▶ _YOUR OBJECTIVE_: Read the data line by line and say how many lines contain the string "calculations", giving the number alone.
--- START ---
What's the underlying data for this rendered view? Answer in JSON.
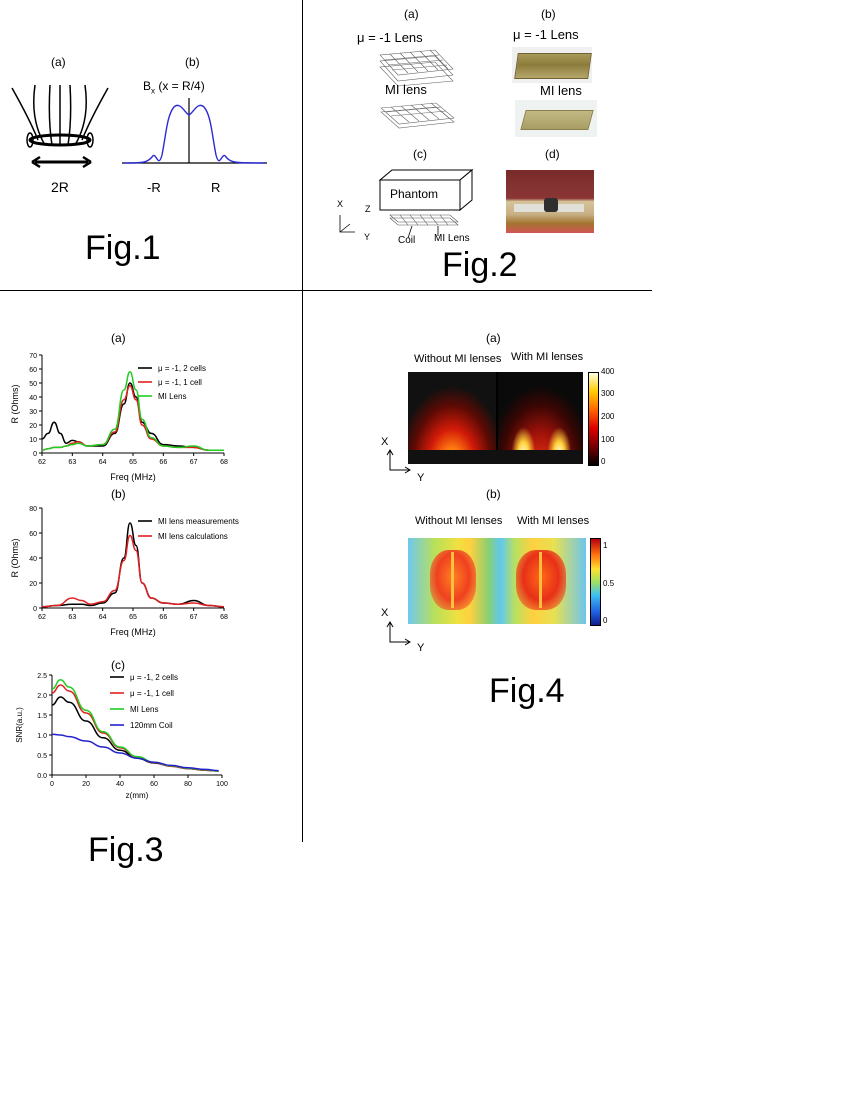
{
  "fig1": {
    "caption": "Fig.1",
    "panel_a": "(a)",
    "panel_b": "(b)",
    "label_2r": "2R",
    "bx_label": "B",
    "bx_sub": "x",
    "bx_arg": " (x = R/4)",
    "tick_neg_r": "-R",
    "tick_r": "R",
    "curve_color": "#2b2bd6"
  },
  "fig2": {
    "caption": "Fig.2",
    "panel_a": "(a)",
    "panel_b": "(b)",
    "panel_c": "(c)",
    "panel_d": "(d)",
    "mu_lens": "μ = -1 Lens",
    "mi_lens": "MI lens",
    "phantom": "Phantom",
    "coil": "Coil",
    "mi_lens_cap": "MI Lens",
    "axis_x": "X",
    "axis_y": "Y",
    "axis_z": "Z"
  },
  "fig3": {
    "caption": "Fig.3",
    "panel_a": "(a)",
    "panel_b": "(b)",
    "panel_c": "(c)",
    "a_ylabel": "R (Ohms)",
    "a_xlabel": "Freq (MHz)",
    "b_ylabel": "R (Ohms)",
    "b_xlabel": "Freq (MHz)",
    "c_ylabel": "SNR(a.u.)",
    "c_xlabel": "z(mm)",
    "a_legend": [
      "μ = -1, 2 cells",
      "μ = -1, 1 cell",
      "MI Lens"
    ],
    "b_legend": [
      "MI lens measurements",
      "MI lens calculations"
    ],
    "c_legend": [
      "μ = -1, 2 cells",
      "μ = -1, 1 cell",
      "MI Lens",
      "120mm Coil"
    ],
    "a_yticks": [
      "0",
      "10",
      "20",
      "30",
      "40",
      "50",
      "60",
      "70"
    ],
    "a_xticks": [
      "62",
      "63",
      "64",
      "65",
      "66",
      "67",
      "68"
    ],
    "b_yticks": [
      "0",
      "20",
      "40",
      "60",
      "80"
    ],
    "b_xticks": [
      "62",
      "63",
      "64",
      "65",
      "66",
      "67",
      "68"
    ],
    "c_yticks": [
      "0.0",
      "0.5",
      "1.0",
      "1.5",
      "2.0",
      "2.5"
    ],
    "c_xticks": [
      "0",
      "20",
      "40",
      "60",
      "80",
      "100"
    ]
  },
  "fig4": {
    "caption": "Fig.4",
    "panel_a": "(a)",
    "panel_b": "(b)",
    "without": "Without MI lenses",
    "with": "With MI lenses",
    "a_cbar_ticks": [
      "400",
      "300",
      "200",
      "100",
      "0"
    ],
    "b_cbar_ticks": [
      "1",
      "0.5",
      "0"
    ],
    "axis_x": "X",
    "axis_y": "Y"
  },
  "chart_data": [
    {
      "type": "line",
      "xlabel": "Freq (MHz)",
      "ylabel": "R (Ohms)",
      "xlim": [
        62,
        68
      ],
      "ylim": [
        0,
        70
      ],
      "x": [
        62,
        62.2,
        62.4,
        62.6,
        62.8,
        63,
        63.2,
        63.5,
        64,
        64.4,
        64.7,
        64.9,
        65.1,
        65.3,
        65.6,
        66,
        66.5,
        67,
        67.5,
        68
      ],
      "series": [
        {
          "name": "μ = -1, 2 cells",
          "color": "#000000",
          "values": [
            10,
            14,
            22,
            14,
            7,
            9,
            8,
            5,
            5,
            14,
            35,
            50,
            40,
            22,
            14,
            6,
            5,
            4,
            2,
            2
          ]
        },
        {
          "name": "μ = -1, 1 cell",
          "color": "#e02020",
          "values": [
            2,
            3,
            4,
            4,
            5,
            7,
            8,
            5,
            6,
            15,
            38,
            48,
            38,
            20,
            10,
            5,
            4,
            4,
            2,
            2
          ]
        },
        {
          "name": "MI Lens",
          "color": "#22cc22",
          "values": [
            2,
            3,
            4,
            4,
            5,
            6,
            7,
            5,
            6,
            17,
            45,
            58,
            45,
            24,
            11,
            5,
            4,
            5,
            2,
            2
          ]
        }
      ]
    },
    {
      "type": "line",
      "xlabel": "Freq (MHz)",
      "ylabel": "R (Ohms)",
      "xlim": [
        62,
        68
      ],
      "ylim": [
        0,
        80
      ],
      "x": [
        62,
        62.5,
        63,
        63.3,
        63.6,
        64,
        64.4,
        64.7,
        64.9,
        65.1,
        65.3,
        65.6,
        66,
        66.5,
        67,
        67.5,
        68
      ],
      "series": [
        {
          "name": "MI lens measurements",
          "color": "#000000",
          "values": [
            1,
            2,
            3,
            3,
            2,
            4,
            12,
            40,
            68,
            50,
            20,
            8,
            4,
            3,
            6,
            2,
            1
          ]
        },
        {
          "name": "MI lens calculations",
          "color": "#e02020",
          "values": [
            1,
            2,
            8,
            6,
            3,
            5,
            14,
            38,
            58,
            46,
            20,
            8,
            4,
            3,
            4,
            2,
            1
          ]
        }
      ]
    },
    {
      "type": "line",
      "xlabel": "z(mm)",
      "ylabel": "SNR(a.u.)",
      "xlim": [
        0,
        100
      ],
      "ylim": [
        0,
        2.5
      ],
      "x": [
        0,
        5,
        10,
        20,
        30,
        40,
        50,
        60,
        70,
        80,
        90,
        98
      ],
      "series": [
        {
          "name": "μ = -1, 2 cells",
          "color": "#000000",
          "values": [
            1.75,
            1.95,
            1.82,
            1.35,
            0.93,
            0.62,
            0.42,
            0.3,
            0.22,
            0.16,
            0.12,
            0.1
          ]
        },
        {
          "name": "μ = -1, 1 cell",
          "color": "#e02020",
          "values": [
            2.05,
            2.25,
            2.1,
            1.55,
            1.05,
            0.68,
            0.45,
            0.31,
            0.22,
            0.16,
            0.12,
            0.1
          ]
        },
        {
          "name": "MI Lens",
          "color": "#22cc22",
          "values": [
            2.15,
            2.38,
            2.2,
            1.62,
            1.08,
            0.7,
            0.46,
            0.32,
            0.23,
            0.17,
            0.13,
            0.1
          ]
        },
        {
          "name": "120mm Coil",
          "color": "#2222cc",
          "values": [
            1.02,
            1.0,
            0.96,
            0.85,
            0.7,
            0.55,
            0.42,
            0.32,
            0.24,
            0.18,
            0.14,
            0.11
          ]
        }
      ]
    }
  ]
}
--- END ---
--- START ---
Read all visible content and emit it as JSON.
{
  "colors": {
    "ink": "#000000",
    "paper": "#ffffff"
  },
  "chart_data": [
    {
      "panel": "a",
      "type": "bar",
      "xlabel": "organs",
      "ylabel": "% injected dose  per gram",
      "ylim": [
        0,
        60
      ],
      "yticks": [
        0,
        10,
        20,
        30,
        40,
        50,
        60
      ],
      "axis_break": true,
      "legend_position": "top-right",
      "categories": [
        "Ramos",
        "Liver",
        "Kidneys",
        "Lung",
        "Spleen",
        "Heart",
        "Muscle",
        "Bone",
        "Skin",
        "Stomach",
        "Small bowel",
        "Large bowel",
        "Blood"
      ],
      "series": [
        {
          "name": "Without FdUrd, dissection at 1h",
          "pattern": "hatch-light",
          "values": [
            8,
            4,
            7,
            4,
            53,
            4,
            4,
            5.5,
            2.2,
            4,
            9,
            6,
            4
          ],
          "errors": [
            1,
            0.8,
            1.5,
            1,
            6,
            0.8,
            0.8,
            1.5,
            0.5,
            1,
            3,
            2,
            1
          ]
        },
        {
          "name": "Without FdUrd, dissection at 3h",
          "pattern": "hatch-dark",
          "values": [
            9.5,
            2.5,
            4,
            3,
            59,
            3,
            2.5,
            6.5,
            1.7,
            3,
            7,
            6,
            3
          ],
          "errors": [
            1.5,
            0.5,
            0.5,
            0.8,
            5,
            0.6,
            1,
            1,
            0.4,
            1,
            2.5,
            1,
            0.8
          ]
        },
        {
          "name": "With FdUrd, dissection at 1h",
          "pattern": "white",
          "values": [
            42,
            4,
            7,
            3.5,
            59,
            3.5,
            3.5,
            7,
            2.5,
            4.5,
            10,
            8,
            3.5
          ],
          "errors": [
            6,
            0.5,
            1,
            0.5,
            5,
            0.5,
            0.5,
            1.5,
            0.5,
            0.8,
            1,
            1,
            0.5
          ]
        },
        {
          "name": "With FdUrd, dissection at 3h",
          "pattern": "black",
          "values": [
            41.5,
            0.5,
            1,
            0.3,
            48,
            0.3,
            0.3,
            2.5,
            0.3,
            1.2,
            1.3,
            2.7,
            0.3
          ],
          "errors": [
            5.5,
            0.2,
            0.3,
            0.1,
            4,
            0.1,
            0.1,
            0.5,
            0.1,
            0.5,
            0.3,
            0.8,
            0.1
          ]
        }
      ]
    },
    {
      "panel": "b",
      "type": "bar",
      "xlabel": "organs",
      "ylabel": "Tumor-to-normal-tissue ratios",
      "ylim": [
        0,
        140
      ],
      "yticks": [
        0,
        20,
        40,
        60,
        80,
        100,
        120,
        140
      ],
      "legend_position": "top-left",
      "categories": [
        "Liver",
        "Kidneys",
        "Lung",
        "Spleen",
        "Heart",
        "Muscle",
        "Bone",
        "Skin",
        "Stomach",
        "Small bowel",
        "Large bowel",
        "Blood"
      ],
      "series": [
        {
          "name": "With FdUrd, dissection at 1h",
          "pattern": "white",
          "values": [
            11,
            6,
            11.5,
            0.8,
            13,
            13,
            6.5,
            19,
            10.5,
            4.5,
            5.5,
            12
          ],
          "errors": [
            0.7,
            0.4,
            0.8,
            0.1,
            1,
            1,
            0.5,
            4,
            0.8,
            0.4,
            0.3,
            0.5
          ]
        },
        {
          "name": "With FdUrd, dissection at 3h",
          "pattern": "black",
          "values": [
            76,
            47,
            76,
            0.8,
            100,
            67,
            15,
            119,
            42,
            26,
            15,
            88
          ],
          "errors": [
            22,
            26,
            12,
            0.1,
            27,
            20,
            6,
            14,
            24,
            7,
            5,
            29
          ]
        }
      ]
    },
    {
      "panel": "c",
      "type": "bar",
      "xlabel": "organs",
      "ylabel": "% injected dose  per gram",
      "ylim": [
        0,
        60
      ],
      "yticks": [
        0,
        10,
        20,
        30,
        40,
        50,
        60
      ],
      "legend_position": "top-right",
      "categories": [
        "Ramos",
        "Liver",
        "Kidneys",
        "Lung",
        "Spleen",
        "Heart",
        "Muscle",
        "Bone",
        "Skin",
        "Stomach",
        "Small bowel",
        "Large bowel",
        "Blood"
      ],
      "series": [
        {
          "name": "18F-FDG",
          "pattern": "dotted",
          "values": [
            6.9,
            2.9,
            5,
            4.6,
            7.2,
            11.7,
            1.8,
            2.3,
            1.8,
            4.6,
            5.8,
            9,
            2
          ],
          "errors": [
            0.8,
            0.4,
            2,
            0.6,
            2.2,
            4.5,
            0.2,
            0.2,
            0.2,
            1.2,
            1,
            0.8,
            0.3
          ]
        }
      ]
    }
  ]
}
--- END ---
▶ _SOLUTION FOR THIS TASK_: 2